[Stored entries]
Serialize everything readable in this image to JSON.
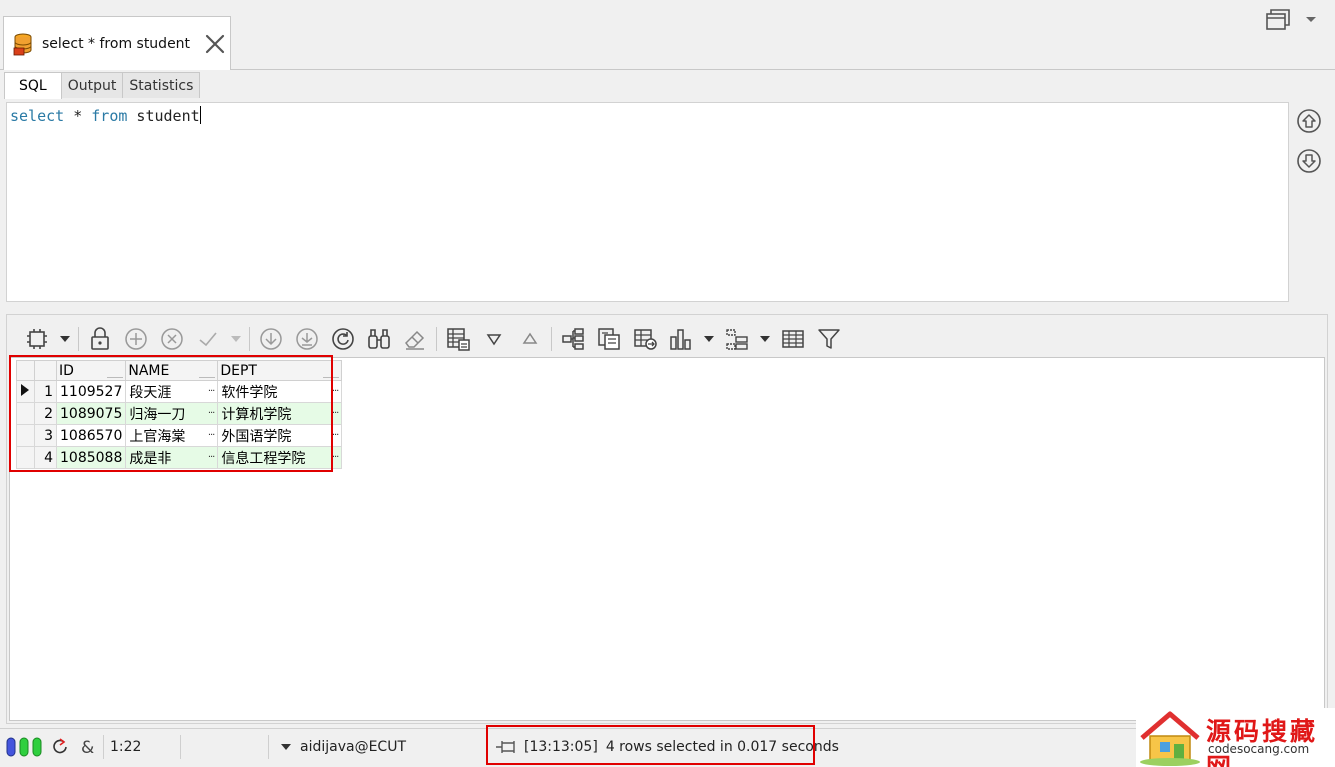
{
  "doc_tab": {
    "label": "select * from student"
  },
  "sub_tabs": [
    {
      "label": "SQL",
      "active": true
    },
    {
      "label": "Output",
      "active": false
    },
    {
      "label": "Statistics",
      "active": false
    }
  ],
  "editor": {
    "tokens": [
      {
        "text": "select",
        "kind": "keyword"
      },
      {
        "text": " * ",
        "kind": "plain"
      },
      {
        "text": "from",
        "kind": "keyword"
      },
      {
        "text": " student",
        "kind": "plain"
      }
    ],
    "keyword_color": "#2a7aa5"
  },
  "grid": {
    "columns": [
      "ID",
      "NAME",
      "DEPT"
    ],
    "rows": [
      {
        "num": "1",
        "id": "1109527",
        "name": "段天涯",
        "dept": "软件学院",
        "current": true
      },
      {
        "num": "2",
        "id": "1089075",
        "name": "归海一刀",
        "dept": "计算机学院",
        "current": false
      },
      {
        "num": "3",
        "id": "1086570",
        "name": "上官海棠",
        "dept": "外国语学院",
        "current": false
      },
      {
        "num": "4",
        "id": "1085088",
        "name": "成是非",
        "dept": "信息工程学院",
        "current": false
      }
    ],
    "alt_row_color": "#e6fbe6",
    "cell_more_glyph": "···"
  },
  "toolbar_icons": [
    "grid-mode-icon",
    "dropdown-icon",
    "lock-icon",
    "add-row-icon",
    "delete-row-icon",
    "post-icon",
    "dropdown-icon",
    "fetch-next-icon",
    "fetch-all-icon",
    "refresh-icon",
    "find-icon",
    "clear-icon",
    "single-record-icon",
    "sort-desc-icon",
    "sort-asc-icon",
    "tree-icon",
    "copy-icon",
    "export-icon",
    "chart-icon",
    "dropdown-icon",
    "group-icon",
    "dropdown-icon",
    "table-view-icon",
    "filter-icon"
  ],
  "status_bar": {
    "position": "1:22",
    "connection": "aidijava@ECUT",
    "timestamp": "[13:13:05]",
    "message": "4 rows selected in 0.017 seconds"
  },
  "watermark": {
    "title": "源码搜藏网",
    "subtitle": "codesocang.com"
  },
  "highlight_color": "#e00000"
}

» **Work instructions**:
Retype the data above exactly; pictures are not part of the copy.

» **Solution to this exercise**:
Serialize everything readable in this image to JSON.
{
  "doc_tab": {
    "label": "select * from student"
  },
  "sub_tabs": [
    {
      "label": "SQL",
      "active": true
    },
    {
      "label": "Output",
      "active": false
    },
    {
      "label": "Statistics",
      "active": false
    }
  ],
  "editor": {
    "tokens": [
      {
        "text": "select",
        "kind": "keyword"
      },
      {
        "text": " * ",
        "kind": "plain"
      },
      {
        "text": "from",
        "kind": "keyword"
      },
      {
        "text": " student",
        "kind": "plain"
      }
    ],
    "keyword_color": "#2a7aa5"
  },
  "grid": {
    "columns": [
      "ID",
      "NAME",
      "DEPT"
    ],
    "rows": [
      {
        "num": "1",
        "id": "1109527",
        "name": "段天涯",
        "dept": "软件学院",
        "current": true
      },
      {
        "num": "2",
        "id": "1089075",
        "name": "归海一刀",
        "dept": "计算机学院",
        "current": false
      },
      {
        "num": "3",
        "id": "1086570",
        "name": "上官海棠",
        "dept": "外国语学院",
        "current": false
      },
      {
        "num": "4",
        "id": "1085088",
        "name": "成是非",
        "dept": "信息工程学院",
        "current": false
      }
    ],
    "alt_row_color": "#e6fbe6",
    "cell_more_glyph": "···"
  },
  "toolbar_icons": [
    "grid-mode-icon",
    "dropdown-icon",
    "lock-icon",
    "add-row-icon",
    "delete-row-icon",
    "post-icon",
    "dropdown-icon",
    "fetch-next-icon",
    "fetch-all-icon",
    "refresh-icon",
    "find-icon",
    "clear-icon",
    "single-record-icon",
    "sort-desc-icon",
    "sort-asc-icon",
    "tree-icon",
    "copy-icon",
    "export-icon",
    "chart-icon",
    "dropdown-icon",
    "group-icon",
    "dropdown-icon",
    "table-view-icon",
    "filter-icon"
  ],
  "status_bar": {
    "position": "1:22",
    "connection": "aidijava@ECUT",
    "timestamp": "[13:13:05]",
    "message": "4 rows selected in 0.017 seconds"
  },
  "watermark": {
    "title": "源码搜藏网",
    "subtitle": "codesocang.com"
  },
  "highlight_color": "#e00000"
}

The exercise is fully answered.